Stored items from a collection:
============================================================
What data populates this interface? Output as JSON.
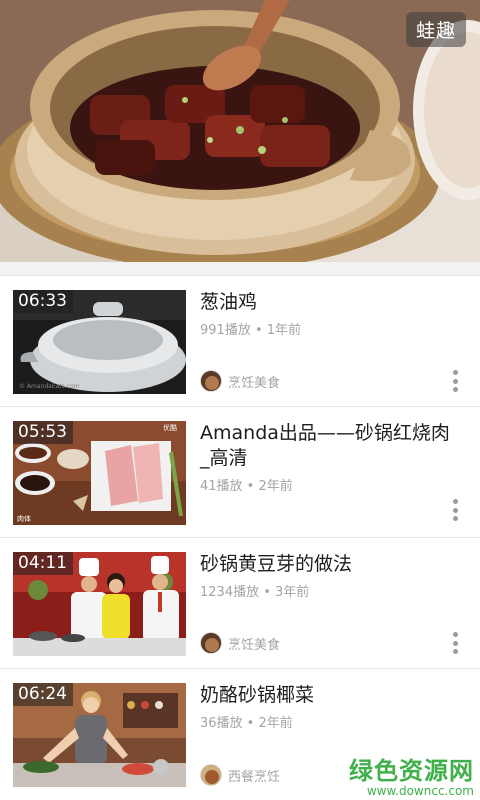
{
  "hero": {
    "logo_text": "蛙趣",
    "icon": "clay-pot-pork-photo"
  },
  "videos": [
    {
      "duration": "06:33",
      "title": "葱油鸡",
      "meta": "991播放 • 1年前",
      "author": "烹饪美食",
      "thumb_icon": "steel-pot-photo"
    },
    {
      "duration": "05:53",
      "title": "Amanda出品——砂锅红烧肉_高清",
      "meta": "41播放 • 2年前",
      "author": "",
      "thumb_icon": "raw-pork-ingredients-photo"
    },
    {
      "duration": "04:11",
      "title": "砂锅黄豆芽的做法",
      "meta": "1234播放 • 3年前",
      "author": "烹饪美食",
      "thumb_icon": "chefs-cooking-show-photo"
    },
    {
      "duration": "06:24",
      "title": "奶酪砂锅椰菜",
      "meta": "36播放 • 2年前",
      "author": "西餐烹饪",
      "thumb_icon": "kitchen-host-photo"
    }
  ],
  "watermark": {
    "brand": "绿色资源网",
    "url": "www.downcc.com"
  },
  "colors": {
    "watermark": "#3fb04a",
    "meta_text": "#a4a4a4",
    "title_text": "#1e1e1e"
  }
}
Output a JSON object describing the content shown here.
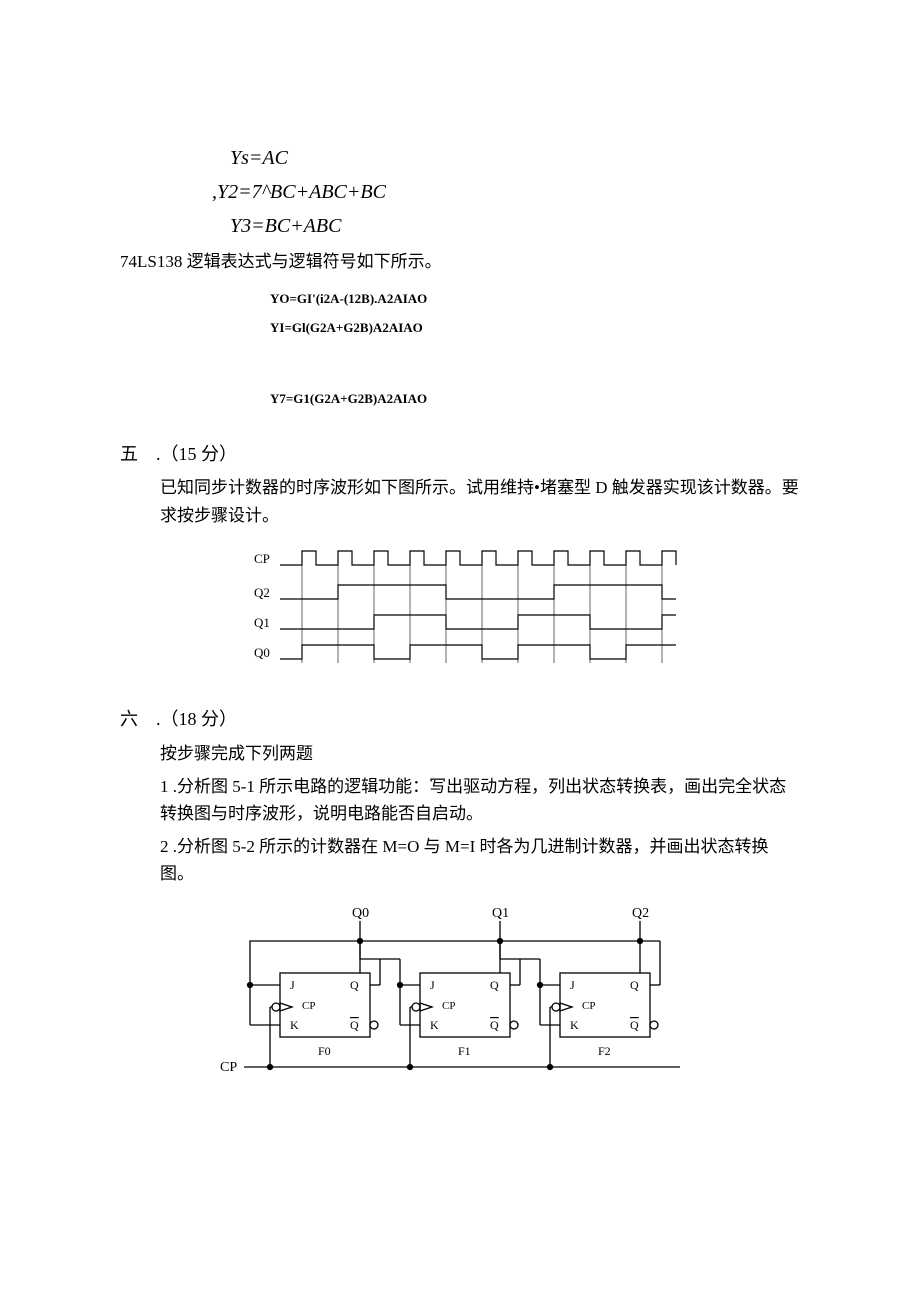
{
  "equations": {
    "ys": "Ys=AC",
    "y2": ",Y2=7^BC+ABC+BC",
    "y3": "Y3=BC+ABC"
  },
  "line_74ls": "74LS138 逻辑表达式与逻辑符号如下所示。",
  "logic_exprs": {
    "y0": "YO=GI'(i2A-(12B).A2AIAO",
    "yi": "YI=Gl(G2A+G2B)A2AIAO",
    "y7": "Y7=G1(G2A+G2B)A2AIAO"
  },
  "section5": {
    "head": "五　.（15 分）",
    "body": "已知同步计数器的时序波形如下图所示。试用维持•堵塞型 D 触发器实现该计数器。要求按步骤设计。"
  },
  "timing_labels": {
    "cp": "CP",
    "q2": "Q2",
    "q1": "Q1",
    "q0": "Q0"
  },
  "section6": {
    "head": "六　.（18 分）",
    "intro": "按步骤完成下列两题",
    "item1": "1 .分析图 5-1 所示电路的逻辑功能：写出驱动方程，列出状态转换表，画出完全状态转换图与时序波形，说明电路能否自启动。",
    "item2": "2 .分析图 5-2 所示的计数器在 M=O 与 M=I 时各为几进制计数器，并画出状态转换图。"
  },
  "circuit": {
    "outputs": {
      "q0": "Q0",
      "q1": "Q1",
      "q2": "Q2"
    },
    "ff": {
      "j": "J",
      "k": "K",
      "q": "Q",
      "qb": "Q",
      "cp": "CP"
    },
    "names": {
      "f0": "F0",
      "f1": "F1",
      "f2": "F2"
    },
    "cp_label": "CP"
  }
}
============================================================
- TASK STATEMENT
Your copy should match the entries exactly, minus the pictures.

- REPLY
What data populates this interface? Output as JSON.
{
  "hero": {
    "logo_text": "蛙趣",
    "icon": "clay-pot-pork-photo"
  },
  "videos": [
    {
      "duration": "06:33",
      "title": "葱油鸡",
      "meta": "991播放 • 1年前",
      "author": "烹饪美食",
      "thumb_icon": "steel-pot-photo"
    },
    {
      "duration": "05:53",
      "title": "Amanda出品——砂锅红烧肉_高清",
      "meta": "41播放 • 2年前",
      "author": "",
      "thumb_icon": "raw-pork-ingredients-photo"
    },
    {
      "duration": "04:11",
      "title": "砂锅黄豆芽的做法",
      "meta": "1234播放 • 3年前",
      "author": "烹饪美食",
      "thumb_icon": "chefs-cooking-show-photo"
    },
    {
      "duration": "06:24",
      "title": "奶酪砂锅椰菜",
      "meta": "36播放 • 2年前",
      "author": "西餐烹饪",
      "thumb_icon": "kitchen-host-photo"
    }
  ],
  "watermark": {
    "brand": "绿色资源网",
    "url": "www.downcc.com"
  },
  "colors": {
    "watermark": "#3fb04a",
    "meta_text": "#a4a4a4",
    "title_text": "#1e1e1e"
  }
}
Output a JSON object describing the content shown here.
{
  "equations": {
    "ys": "Ys=AC",
    "y2": ",Y2=7^BC+ABC+BC",
    "y3": "Y3=BC+ABC"
  },
  "line_74ls": "74LS138 逻辑表达式与逻辑符号如下所示。",
  "logic_exprs": {
    "y0": "YO=GI'(i2A-(12B).A2AIAO",
    "yi": "YI=Gl(G2A+G2B)A2AIAO",
    "y7": "Y7=G1(G2A+G2B)A2AIAO"
  },
  "section5": {
    "head": "五　.（15 分）",
    "body": "已知同步计数器的时序波形如下图所示。试用维持•堵塞型 D 触发器实现该计数器。要求按步骤设计。"
  },
  "timing_labels": {
    "cp": "CP",
    "q2": "Q2",
    "q1": "Q1",
    "q0": "Q0"
  },
  "section6": {
    "head": "六　.（18 分）",
    "intro": "按步骤完成下列两题",
    "item1": "1 .分析图 5-1 所示电路的逻辑功能：写出驱动方程，列出状态转换表，画出完全状态转换图与时序波形，说明电路能否自启动。",
    "item2": "2 .分析图 5-2 所示的计数器在 M=O 与 M=I 时各为几进制计数器，并画出状态转换图。"
  },
  "circuit": {
    "outputs": {
      "q0": "Q0",
      "q1": "Q1",
      "q2": "Q2"
    },
    "ff": {
      "j": "J",
      "k": "K",
      "q": "Q",
      "qb": "Q",
      "cp": "CP"
    },
    "names": {
      "f0": "F0",
      "f1": "F1",
      "f2": "F2"
    },
    "cp_label": "CP"
  }
}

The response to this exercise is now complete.